─── AVAILABLE RECORDS ───

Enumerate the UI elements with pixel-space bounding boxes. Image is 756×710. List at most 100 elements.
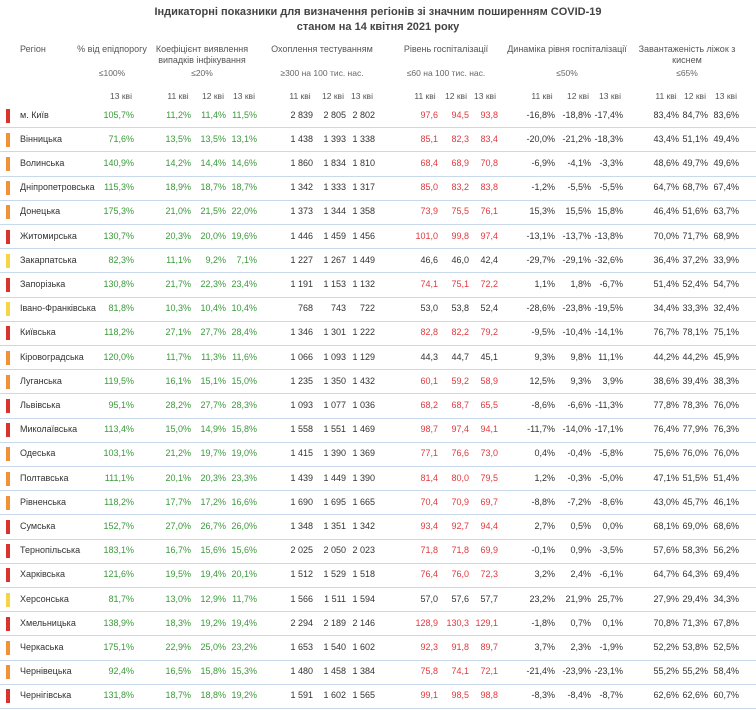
value-cell: 57,0 (420, 593, 438, 604)
table-row: Запорізька 130,8% 21,7% 22,3% 23,4% 1 191 1 15… (0, 273, 756, 298)
value-cell: 9,3% (570, 375, 591, 386)
value-cell: 83,4% (653, 109, 679, 120)
value-cell: 18,3% (165, 617, 191, 628)
value-cell: 1 346 (290, 327, 313, 338)
table-row: Полтавська 111,1% 20,1% 20,3% 23,3% 1 439 1 44… (0, 467, 756, 492)
value-cell: 118,2% (104, 327, 134, 338)
table-row: Івано-Франківська 81,8% 10,3% 10,4% 10,4% 768… (0, 297, 756, 322)
value-cell: 9,2% (205, 254, 226, 265)
region-name: Сумська (20, 520, 56, 531)
region-name: Чернівецька (20, 666, 72, 677)
value-cell: 37,2% (682, 254, 708, 265)
value-cell: 0,5% (570, 520, 591, 531)
value-cell: 9,3% (534, 351, 555, 362)
subtitle: станом на 14 квітня 2021 року (296, 21, 460, 33)
value-cell: -4,1% (567, 157, 591, 168)
status-indicator (6, 665, 10, 680)
table-row: Хмельницька 138,9% 18,3% 19,2% 19,4% 2 294 2 1… (0, 612, 756, 637)
value-cell: 70,8% (653, 617, 679, 628)
day-header: 12 кві (445, 91, 467, 101)
value-cell: 1 449 (352, 254, 375, 265)
value-cell: -3,5% (599, 545, 623, 556)
value-cell: 1 810 (352, 157, 375, 168)
value-cell: -0,1% (531, 545, 555, 556)
value-cell: 14,2% (165, 157, 191, 168)
value-cell: 14,6% (231, 157, 257, 168)
value-cell: 99,1 (420, 690, 438, 701)
value-cell: 1 369 (352, 448, 375, 459)
value-cell: -21,4% (526, 666, 555, 677)
value-cell: 1 512 (290, 569, 313, 580)
value-cell: 16,7% (165, 545, 191, 556)
status-indicator (6, 471, 10, 486)
status-indicator (6, 326, 10, 341)
value-cell: 57,6 (451, 593, 469, 604)
value-cell: 91,8 (451, 641, 469, 652)
value-cell: 1 432 (352, 375, 375, 386)
value-cell: 80,0 (451, 472, 469, 483)
value-cell: 82,3% (108, 254, 134, 265)
value-cell: 1 459 (323, 230, 346, 241)
value-cell: 1 393 (323, 133, 346, 144)
value-cell: 23,2% (231, 641, 257, 652)
value-cell: 27,7% (200, 327, 226, 338)
value-cell: 44,7 (451, 351, 469, 362)
value-cell: 105,7% (103, 109, 134, 120)
value-cell: -5,8% (599, 448, 623, 459)
value-cell: 15,8% (231, 424, 257, 435)
value-cell: -5,0% (599, 472, 623, 483)
value-cell: -32,6% (594, 254, 623, 265)
value-cell: 68,2 (420, 399, 438, 410)
value-cell: 111,1% (104, 472, 134, 483)
value-cell: 27,0% (165, 520, 191, 531)
region-name: Харківська (20, 569, 65, 580)
value-cell: -19,5% (594, 303, 623, 314)
status-indicator (6, 205, 10, 220)
value-cell: -23,1% (594, 666, 623, 677)
value-cell: 57,7 (480, 593, 498, 604)
value-cell: 82,2 (451, 327, 469, 338)
value-cell: -6,6% (567, 399, 591, 410)
value-cell: -16,8% (526, 109, 555, 120)
status-indicator (6, 616, 10, 631)
value-cell: 1 602 (352, 641, 375, 652)
status-indicator (6, 423, 10, 438)
value-cell: 74,1 (420, 278, 438, 289)
value-cell: 1 860 (290, 157, 313, 168)
value-cell: -13,1% (526, 230, 555, 241)
status-indicator (6, 640, 10, 655)
value-cell: 15,0% (165, 424, 191, 435)
value-cell: 101,0 (415, 230, 438, 241)
value-cell: 75,6% (653, 448, 679, 459)
value-cell: -9,5% (531, 327, 555, 338)
value-cell: 15,3% (529, 206, 555, 217)
value-cell: 72,1 (480, 666, 498, 677)
value-cell: 1 384 (352, 666, 375, 677)
value-cell: 2 805 (323, 109, 346, 120)
value-cell: 77,8% (653, 399, 679, 410)
value-cell: 93,8 (480, 109, 498, 120)
value-cell: 59,2 (451, 375, 469, 386)
day-header: 13 кві (474, 91, 496, 101)
region-name: Івано-Франківська (20, 303, 96, 314)
value-cell: -1,8% (531, 617, 555, 628)
value-cell: 1 529 (323, 569, 346, 580)
value-cell: 3,9% (602, 375, 623, 386)
value-cell: 77,1 (420, 448, 438, 459)
value-cell: 68,7 (451, 399, 469, 410)
value-cell: 82,3 (451, 133, 469, 144)
day-header: 12 кві (684, 91, 706, 101)
value-cell: 1 518 (352, 569, 375, 580)
value-cell: 118,2% (104, 496, 134, 507)
value-cell: 130,8% (103, 278, 134, 289)
status-indicator (6, 398, 10, 413)
value-cell: 12,5% (529, 375, 555, 386)
value-cell: 1 511 (324, 593, 346, 604)
threshold: ≥300 на 100 тис. нас. (280, 68, 364, 78)
region-header: Регіон (20, 44, 46, 54)
value-cell: 99,8 (451, 230, 469, 241)
value-cell: -14,0% (562, 424, 591, 435)
value-cell: 97,4 (480, 230, 498, 241)
value-cell: 32,4% (713, 303, 739, 314)
value-cell: 42,4 (480, 254, 498, 265)
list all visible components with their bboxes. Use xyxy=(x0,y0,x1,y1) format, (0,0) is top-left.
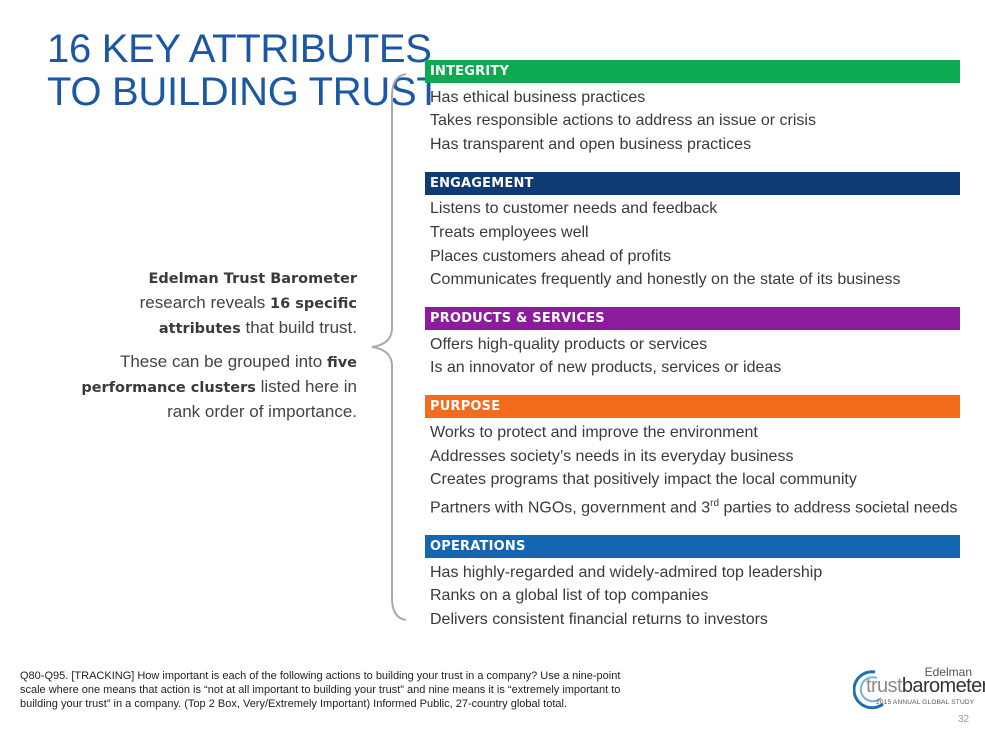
attribute-item: Has ethical business practices xyxy=(430,88,646,106)
edelman-logo: Edelman trustbarometer 2015 ANNUAL GLOBA… xyxy=(850,664,985,714)
cluster-engagement: ENGAGEMENT Listens to customer needs and … xyxy=(425,171,960,289)
cluster-header: ENGAGEMENT xyxy=(425,171,960,195)
attribute-text: parties to address societal needs xyxy=(719,499,958,517)
attribute-item: Is an innovator of new products, service… xyxy=(430,359,782,377)
attribute-item: Has transparent and open business practi… xyxy=(430,135,752,153)
logo-year: 2015 xyxy=(876,699,892,706)
title-line-2: TO BUILDING TRUST xyxy=(47,70,441,114)
attribute-item: Offers high-quality products or services xyxy=(430,335,708,353)
attribute-superscript: rd xyxy=(710,497,720,509)
cluster-header: PURPOSE xyxy=(425,395,960,419)
attribute-item: Creates programs that positively impact … xyxy=(430,471,857,489)
cluster-integrity: INTEGRITY Has ethical business practices T… xyxy=(425,60,960,154)
intro-text: Edelman Trust Barometer research reveals… xyxy=(57,266,357,432)
attribute-item: Ranks on a global list of top companies xyxy=(430,587,709,605)
attribute-item: Communicates frequently and honestly on … xyxy=(430,271,901,289)
cluster-header: INTEGRITY xyxy=(425,60,960,83)
attribute-item: Partners with NGOs, government and 3rd p… xyxy=(425,494,960,517)
logo-tagline: 2015 ANNUAL GLOBAL STUDY xyxy=(876,699,974,706)
intro-text-3: These can be grouped into xyxy=(119,352,327,371)
intro-paragraph-1: Edelman Trust Barometer research reveals… xyxy=(57,266,357,341)
curly-brace-icon xyxy=(371,73,407,621)
cluster-header: OPERATIONS xyxy=(425,535,960,559)
attribute-item: Works to protect and improve the environ… xyxy=(430,423,758,441)
logo-brand: Edelman xyxy=(924,665,972,679)
logo-wordmark: trustbarometer xyxy=(866,675,985,698)
cluster-products-services: PRODUCTS & SERVICES Offers high-quality p… xyxy=(425,307,960,377)
cluster-operations: OPERATIONS Has highly-regarded and widely… xyxy=(425,535,960,629)
intro-paragraph-2: These can be grouped into five performan… xyxy=(57,350,357,423)
attribute-item: Addresses society’s needs in its everyda… xyxy=(430,447,794,465)
intro-bold-1: Edelman Trust Barometer xyxy=(148,271,357,287)
logo-word-barometer: barometer xyxy=(901,675,985,697)
attribute-item: Listens to customer needs and feedback xyxy=(430,200,718,218)
attribute-item: Has highly-regarded and widely-admired t… xyxy=(430,563,823,581)
logo-word-trust: trust xyxy=(866,675,903,697)
title-line-1: 16 KEY ATTRIBUTES xyxy=(47,27,432,71)
intro-text-4: listed here in rank order of importance. xyxy=(167,377,357,421)
page-number: 32 xyxy=(958,714,970,725)
cluster-purpose: PURPOSE Works to protect and improve the … xyxy=(425,395,960,517)
intro-text-2: that build trust. xyxy=(240,318,357,337)
intro-text-1: research reveals xyxy=(139,293,271,312)
attribute-item: Places customers ahead of profits xyxy=(430,247,672,265)
logo-ring-icon xyxy=(853,670,884,710)
attribute-text: Partners with NGOs, government and 3 xyxy=(430,499,711,517)
cluster-list: INTEGRITY Has ethical business practices T… xyxy=(425,60,960,647)
page-title: 16 KEY ATTRIBUTES TO BUILDING TRUST xyxy=(47,27,441,114)
footnote: Q80-Q95. [TRACKING] How important is eac… xyxy=(20,670,621,710)
attribute-item: Delivers consistent financial returns to… xyxy=(430,610,768,628)
cluster-header: PRODUCTS & SERVICES xyxy=(425,307,960,331)
attribute-item: Takes responsible actions to address an … xyxy=(430,112,816,130)
intro-bold-2: 16 specific attributes xyxy=(158,296,357,337)
logo-tagline-text: ANNUAL GLOBAL STUDY xyxy=(892,699,975,706)
attribute-item: Treats employees well xyxy=(430,223,589,241)
intro-bold-3: five performance clusters xyxy=(81,355,357,396)
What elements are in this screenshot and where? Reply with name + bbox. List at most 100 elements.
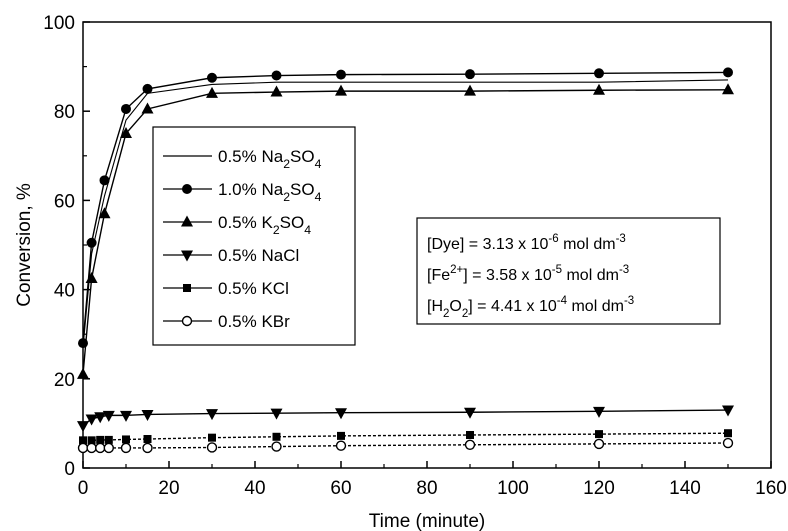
series-layer	[77, 67, 734, 454]
y-tick-label: 60	[54, 191, 75, 212]
x-axis-label: Time (minute)	[369, 511, 485, 531]
data-point	[87, 436, 96, 445]
data-point	[464, 84, 476, 96]
x-tick-label: 80	[416, 478, 437, 499]
data-point	[465, 69, 475, 80]
legend-marker	[181, 315, 193, 327]
y-tick-label: 40	[54, 281, 75, 302]
legend: 0.5% Na2SO4 1.0% Na2SO4 0.5% K2SO4 0.5% NaC…	[152, 126, 356, 346]
data-point	[142, 442, 153, 454]
data-point	[103, 442, 115, 454]
data-point	[207, 72, 217, 83]
data-point	[86, 442, 97, 454]
data-point	[464, 439, 476, 451]
data-point	[466, 430, 474, 439]
data-point	[208, 433, 216, 442]
data-point	[94, 442, 106, 454]
data-point	[722, 83, 734, 95]
y-tick-label: 0	[64, 459, 75, 480]
conditions-box	[416, 217, 721, 325]
data-point	[141, 409, 154, 421]
legend-label: 0.5% NaCl	[218, 246, 299, 265]
legend-marker	[183, 284, 191, 292]
note-line: [Fe2+] = 3.58 x 10-5 mol dm-3	[427, 264, 629, 284]
y-tick-label: 20	[54, 370, 75, 391]
series-line	[83, 432, 729, 442]
data-point	[122, 435, 130, 444]
x-axis: 0 20 40 60 80 100 120 140 160	[78, 461, 787, 499]
x-tick-label: 160	[755, 478, 787, 499]
data-point	[99, 175, 110, 186]
data-point	[143, 435, 152, 444]
data-point	[336, 69, 346, 80]
data-point	[335, 408, 347, 420]
note-line: [H2O2] = 4.41 x 10-4 mol dm-3	[427, 295, 634, 320]
data-point	[86, 237, 97, 248]
y-tick-label: 100	[43, 13, 75, 34]
legend-marker	[181, 250, 193, 262]
legend-label: 1.0% Na2SO4	[218, 180, 322, 204]
legend-label: 0.5% K2SO4	[218, 213, 311, 237]
legend-item: 0.5% KCl	[163, 279, 289, 298]
data-point	[270, 408, 283, 420]
legend-label: 0.5% KCl	[218, 279, 289, 298]
data-point	[94, 412, 107, 424]
legend-item: 0.5% NaCl	[163, 246, 299, 265]
data-point	[120, 442, 132, 454]
series-3	[77, 405, 734, 433]
legend-box	[152, 126, 356, 346]
data-point	[142, 83, 153, 94]
data-point	[77, 442, 89, 454]
data-point	[104, 435, 113, 444]
y-tick-label: 80	[54, 102, 75, 123]
data-point	[593, 83, 605, 95]
data-point	[102, 410, 115, 422]
y-axis-label: Conversion, %	[14, 183, 35, 307]
data-point	[593, 438, 605, 450]
data-point	[270, 85, 283, 97]
y-axis: 0 20 40 60 80 100	[43, 13, 90, 480]
data-point	[85, 271, 98, 283]
x-tick-label: 20	[158, 478, 179, 499]
data-point	[120, 127, 132, 138]
data-point	[271, 441, 282, 452]
data-point	[77, 421, 89, 433]
data-point	[85, 414, 98, 426]
data-point	[271, 70, 282, 81]
data-point	[335, 84, 347, 96]
legend-item: 0.5% Na2SO4	[163, 147, 322, 171]
data-point	[206, 442, 218, 453]
legend-item: 1.0% Na2SO4	[163, 180, 322, 204]
x-tick-label: 140	[669, 478, 701, 499]
data-point	[141, 102, 154, 114]
data-point	[595, 430, 603, 439]
data-point	[723, 67, 733, 78]
legend-label: 0.5% Na2SO4	[218, 147, 322, 171]
data-point	[722, 405, 734, 417]
series-4	[79, 429, 732, 445]
data-point	[121, 103, 131, 114]
x-tick-label: 40	[244, 478, 265, 499]
data-point	[77, 367, 89, 379]
data-point	[593, 406, 605, 418]
data-point	[98, 207, 111, 219]
x-tick-label: 0	[78, 478, 89, 499]
legend-marker	[181, 215, 193, 227]
x-tick-label: 120	[583, 478, 615, 499]
conditions-note: [Dye] = 3.13 x 10-6 mol dm-3 [Fe2+] = 3.5…	[416, 217, 721, 325]
data-point	[206, 409, 218, 421]
legend-item: 0.5% K2SO4	[163, 213, 311, 237]
data-point	[594, 68, 604, 79]
data-point	[206, 86, 218, 98]
series-line	[83, 442, 729, 449]
note-line: [Dye] = 3.13 x 10-6 mol dm-3	[427, 233, 626, 253]
legend-item: 0.5% KBr	[163, 312, 290, 331]
data-point	[724, 429, 732, 438]
data-point	[464, 407, 476, 419]
legend-label: 0.5% KBr	[218, 312, 290, 331]
data-point	[337, 431, 345, 440]
series-5	[77, 437, 734, 454]
data-point	[335, 440, 347, 451]
legend-marker	[182, 184, 192, 194]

───

▸ WRITTEN INSTRUCTION
Write out the entries from the line containing "value-cell: 57,0 (420, 593, 438, 604)" through the line containing "table-row: Полтавська 111,1%", including both of those lines.

▸ EXPECTED OUTPUT
value-cell: 57,0 (420, 593, 438, 604)
table-row: Запорізька 130,8% 21,7% 22,3% 23,4% 1 191 1 15… (0, 273, 756, 298)
value-cell: 9,3% (570, 375, 591, 386)
value-cell: 83,4% (653, 109, 679, 120)
value-cell: 18,3% (165, 617, 191, 628)
value-cell: 1 346 (290, 327, 313, 338)
table-row: Полтавська 111,1% 20,1% 20,3% 23,3% 1 439 1 44… (0, 467, 756, 492)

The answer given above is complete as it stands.